The request
Extract all of the entries and set them down verbatim.

Dataset records

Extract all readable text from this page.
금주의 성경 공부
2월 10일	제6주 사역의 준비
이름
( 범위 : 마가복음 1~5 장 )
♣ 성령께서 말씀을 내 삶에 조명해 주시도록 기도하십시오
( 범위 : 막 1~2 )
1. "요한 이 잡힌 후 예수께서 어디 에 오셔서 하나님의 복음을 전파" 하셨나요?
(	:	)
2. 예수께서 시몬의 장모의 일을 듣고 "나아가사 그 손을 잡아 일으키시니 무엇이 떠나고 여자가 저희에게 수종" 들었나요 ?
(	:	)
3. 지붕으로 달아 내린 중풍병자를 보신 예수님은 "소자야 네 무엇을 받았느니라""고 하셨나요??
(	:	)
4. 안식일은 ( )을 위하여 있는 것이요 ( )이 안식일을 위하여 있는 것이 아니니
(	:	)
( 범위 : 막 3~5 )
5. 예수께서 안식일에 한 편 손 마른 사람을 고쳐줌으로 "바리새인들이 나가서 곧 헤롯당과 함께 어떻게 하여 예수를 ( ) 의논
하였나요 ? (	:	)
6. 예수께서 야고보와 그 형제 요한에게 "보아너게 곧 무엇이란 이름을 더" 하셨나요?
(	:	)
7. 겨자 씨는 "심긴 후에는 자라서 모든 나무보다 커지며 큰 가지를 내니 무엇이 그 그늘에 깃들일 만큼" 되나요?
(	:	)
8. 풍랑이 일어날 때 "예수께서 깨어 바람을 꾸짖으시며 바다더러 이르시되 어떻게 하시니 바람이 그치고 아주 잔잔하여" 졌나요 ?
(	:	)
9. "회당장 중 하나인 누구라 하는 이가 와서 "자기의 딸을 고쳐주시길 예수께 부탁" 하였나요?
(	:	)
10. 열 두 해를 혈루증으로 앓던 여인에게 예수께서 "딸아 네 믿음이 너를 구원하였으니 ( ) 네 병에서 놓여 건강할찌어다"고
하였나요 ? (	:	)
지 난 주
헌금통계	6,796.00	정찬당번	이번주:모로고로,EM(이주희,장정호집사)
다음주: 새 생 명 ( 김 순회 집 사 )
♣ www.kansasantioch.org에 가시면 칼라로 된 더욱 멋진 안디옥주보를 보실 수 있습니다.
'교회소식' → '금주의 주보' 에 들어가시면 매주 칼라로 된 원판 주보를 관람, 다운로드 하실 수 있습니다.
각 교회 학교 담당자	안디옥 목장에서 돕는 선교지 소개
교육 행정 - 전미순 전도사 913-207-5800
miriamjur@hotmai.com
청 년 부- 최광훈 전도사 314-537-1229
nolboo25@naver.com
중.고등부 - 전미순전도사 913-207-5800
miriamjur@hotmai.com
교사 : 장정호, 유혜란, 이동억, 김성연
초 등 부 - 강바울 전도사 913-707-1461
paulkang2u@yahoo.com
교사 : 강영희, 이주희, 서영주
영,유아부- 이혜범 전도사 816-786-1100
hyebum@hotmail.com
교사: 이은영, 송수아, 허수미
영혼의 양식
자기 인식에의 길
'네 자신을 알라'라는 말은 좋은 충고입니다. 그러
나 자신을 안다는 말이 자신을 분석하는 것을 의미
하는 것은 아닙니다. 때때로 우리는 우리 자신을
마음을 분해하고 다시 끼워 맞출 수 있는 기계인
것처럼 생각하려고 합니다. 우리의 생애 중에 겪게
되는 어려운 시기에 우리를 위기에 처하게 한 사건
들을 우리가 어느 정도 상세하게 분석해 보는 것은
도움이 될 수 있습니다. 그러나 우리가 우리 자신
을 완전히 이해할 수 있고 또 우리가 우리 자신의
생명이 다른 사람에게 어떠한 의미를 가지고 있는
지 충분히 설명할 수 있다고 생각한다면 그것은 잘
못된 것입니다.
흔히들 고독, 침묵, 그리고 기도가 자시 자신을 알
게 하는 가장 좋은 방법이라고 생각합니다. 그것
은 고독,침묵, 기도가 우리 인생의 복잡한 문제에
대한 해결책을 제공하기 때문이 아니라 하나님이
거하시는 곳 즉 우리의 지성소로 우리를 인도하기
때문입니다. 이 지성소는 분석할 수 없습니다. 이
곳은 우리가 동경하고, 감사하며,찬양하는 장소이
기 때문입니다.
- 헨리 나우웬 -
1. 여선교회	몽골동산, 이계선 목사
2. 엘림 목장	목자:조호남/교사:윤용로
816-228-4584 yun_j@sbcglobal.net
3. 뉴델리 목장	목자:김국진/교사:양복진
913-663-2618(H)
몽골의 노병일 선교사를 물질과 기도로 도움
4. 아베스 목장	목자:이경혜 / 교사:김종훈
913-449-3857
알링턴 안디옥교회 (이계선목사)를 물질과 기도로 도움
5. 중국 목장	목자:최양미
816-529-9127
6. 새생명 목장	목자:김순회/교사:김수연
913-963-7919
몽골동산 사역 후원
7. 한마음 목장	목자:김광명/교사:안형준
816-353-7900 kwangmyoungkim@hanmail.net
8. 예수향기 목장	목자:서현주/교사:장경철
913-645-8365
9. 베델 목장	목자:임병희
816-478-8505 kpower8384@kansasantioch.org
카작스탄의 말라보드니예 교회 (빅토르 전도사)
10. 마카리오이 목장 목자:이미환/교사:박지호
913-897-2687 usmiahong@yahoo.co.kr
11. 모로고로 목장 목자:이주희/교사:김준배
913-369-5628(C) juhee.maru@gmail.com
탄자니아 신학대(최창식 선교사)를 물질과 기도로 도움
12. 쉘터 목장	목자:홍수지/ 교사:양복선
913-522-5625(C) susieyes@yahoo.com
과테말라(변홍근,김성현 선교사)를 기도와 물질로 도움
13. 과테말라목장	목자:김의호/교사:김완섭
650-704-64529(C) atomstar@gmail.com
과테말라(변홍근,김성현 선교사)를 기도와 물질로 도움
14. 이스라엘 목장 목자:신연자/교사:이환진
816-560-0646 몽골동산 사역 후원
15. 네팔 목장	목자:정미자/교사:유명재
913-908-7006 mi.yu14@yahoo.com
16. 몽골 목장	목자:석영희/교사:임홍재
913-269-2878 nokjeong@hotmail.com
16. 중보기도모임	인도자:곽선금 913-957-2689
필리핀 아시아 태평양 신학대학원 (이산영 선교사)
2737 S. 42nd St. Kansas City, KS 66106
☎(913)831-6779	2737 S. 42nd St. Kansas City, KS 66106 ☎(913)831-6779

Result of this exercise
Extract all readable text from this page.
금주의 성경 공부
2월 10일	제6주 사역의 준비
이름
( 범위 : 마가복음 1~5 장 )
♣ 성령께서 말씀을 내 삶에 조명해 주시도록 기도하십시오
( 범위 : 막 1~2 )
1. "요한 이 잡힌 후 예수께서 어디 에 오셔서 하나님의 복음을 전파" 하셨나요?
(	:	)
2. 예수께서 시몬의 장모의 일을 듣고 "나아가사 그 손을 잡아 일으키시니 무엇이 떠나고 여자가 저희에게 수종" 들었나요 ?
(	:	)
3. 지붕으로 달아 내린 중풍병자를 보신 예수님은 "소자야 네 무엇을 받았느니라""고 하셨나요??
(	:	)
4. 안식일은 ( )을 위하여 있는 것이요 ( )이 안식일을 위하여 있는 것이 아니니
(	:	)
( 범위 : 막 3~5 )
5. 예수께서 안식일에 한 편 손 마른 사람을 고쳐줌으로 "바리새인들이 나가서 곧 헤롯당과 함께 어떻게 하여 예수를 ( ) 의논
하였나요 ? (	:	)
6. 예수께서 야고보와 그 형제 요한에게 "보아너게 곧 무엇이란 이름을 더" 하셨나요?
(	:	)
7. 겨자 씨는 "심긴 후에는 자라서 모든 나무보다 커지며 큰 가지를 내니 무엇이 그 그늘에 깃들일 만큼" 되나요?
(	:	)
8. 풍랑이 일어날 때 "예수께서 깨어 바람을 꾸짖으시며 바다더러 이르시되 어떻게 하시니 바람이 그치고 아주 잔잔하여" 졌나요 ?
(	:	)
9. "회당장 중 하나인 누구라 하는 이가 와서 "자기의 딸을 고쳐주시길 예수께 부탁" 하였나요?
(	:	)
10. 열 두 해를 혈루증으로 앓던 여인에게 예수께서 "딸아 네 믿음이 너를 구원하였으니 ( ) 네 병에서 놓여 건강할찌어다"고
하였나요 ? (	:	)
지 난 주
헌금통계	6,796.00	정찬당번	이번주:모로고로,EM(이주희,장정호집사)
다음주: 새 생 명 ( 김 순회 집 사 )
♣ www.kansasantioch.org에 가시면 칼라로 된 더욱 멋진 안디옥주보를 보실 수 있습니다.
'교회소식' → '금주의 주보' 에 들어가시면 매주 칼라로 된 원판 주보를 관람, 다운로드 하실 수 있습니다.
각 교회 학교 담당자	안디옥 목장에서 돕는 선교지 소개
교육 행정 - 전미순 전도사 913-207-5800
miriamjur@hotmai.com
청 년 부- 최광훈 전도사 314-537-1229
nolboo25@naver.com
중.고등부 - 전미순전도사 913-207-5800
miriamjur@hotmai.com
교사 : 장정호, 유혜란, 이동억, 김성연
초 등 부 - 강바울 전도사 913-707-1461
paulkang2u@yahoo.com
교사 : 강영희, 이주희, 서영주
영,유아부- 이혜범 전도사 816-786-1100
hyebum@hotmail.com
교사: 이은영, 송수아, 허수미
영혼의 양식
자기 인식에의 길
'네 자신을 알라'라는 말은 좋은 충고입니다. 그러
나 자신을 안다는 말이 자신을 분석하는 것을 의미
하는 것은 아닙니다. 때때로 우리는 우리 자신을
마음을 분해하고 다시 끼워 맞출 수 있는 기계인
것처럼 생각하려고 합니다. 우리의 생애 중에 겪게
되는 어려운 시기에 우리를 위기에 처하게 한 사건
들을 우리가 어느 정도 상세하게 분석해 보는 것은
도움이 될 수 있습니다. 그러나 우리가 우리 자신
을 완전히 이해할 수 있고 또 우리가 우리 자신의
생명이 다른 사람에게 어떠한 의미를 가지고 있는
지 충분히 설명할 수 있다고 생각한다면 그것은 잘
못된 것입니다.
흔히들 고독, 침묵, 그리고 기도가 자시 자신을 알
게 하는 가장 좋은 방법이라고 생각합니다. 그것
은 고독,침묵, 기도가 우리 인생의 복잡한 문제에
대한 해결책을 제공하기 때문이 아니라 하나님이
거하시는 곳 즉 우리의 지성소로 우리를 인도하기
때문입니다. 이 지성소는 분석할 수 없습니다. 이
곳은 우리가 동경하고, 감사하며,찬양하는 장소이
기 때문입니다.
- 헨리 나우웬 -
1. 여선교회	몽골동산, 이계선 목사
2. 엘림 목장	목자:조호남/교사:윤용로
816-228-4584 yun_j@sbcglobal.net
3. 뉴델리 목장	목자:김국진/교사:양복진
913-663-2618(H)
몽골의 노병일 선교사를 물질과 기도로 도움
4. 아베스 목장	목자:이경혜 / 교사:김종훈
913-449-3857
알링턴 안디옥교회 (이계선목사)를 물질과 기도로 도움
5. 중국 목장	목자:최양미
816-529-9127
6. 새생명 목장	목자:김순회/교사:김수연
913-963-7919
몽골동산 사역 후원
7. 한마음 목장	목자:김광명/교사:안형준
816-353-7900 kwangmyoungkim@hanmail.net
8. 예수향기 목장	목자:서현주/교사:장경철
913-645-8365
9. 베델 목장	목자:임병희
816-478-8505 kpower8384@kansasantioch.org
카작스탄의 말라보드니예 교회 (빅토르 전도사)
10. 마카리오이 목장 목자:이미환/교사:박지호
913-897-2687 usmiahong@yahoo.co.kr
11. 모로고로 목장 목자:이주희/교사:김준배
913-369-5628(C) juhee.maru@gmail.com
탄자니아 신학대(최창식 선교사)를 물질과 기도로 도움
12. 쉘터 목장	목자:홍수지/ 교사:양복선
913-522-5625(C) susieyes@yahoo.com
과테말라(변홍근,김성현 선교사)를 기도와 물질로 도움
13. 과테말라목장	목자:김의호/교사:김완섭
650-704-64529(C) atomstar@gmail.com
과테말라(변홍근,김성현 선교사)를 기도와 물질로 도움
14. 이스라엘 목장 목자:신연자/교사:이환진
816-560-0646 몽골동산 사역 후원
15. 네팔 목장	목자:정미자/교사:유명재
913-908-7006 mi.yu14@yahoo.com
16. 몽골 목장	목자:석영희/교사:임홍재
913-269-2878 nokjeong@hotmail.com
16. 중보기도모임	인도자:곽선금 913-957-2689
필리핀 아시아 태평양 신학대학원 (이산영 선교사)
2737 S. 42nd St. Kansas City, KS 66106
☎(913)831-6779	2737 S. 42nd St. Kansas City, KS 66106 ☎(913)831-6779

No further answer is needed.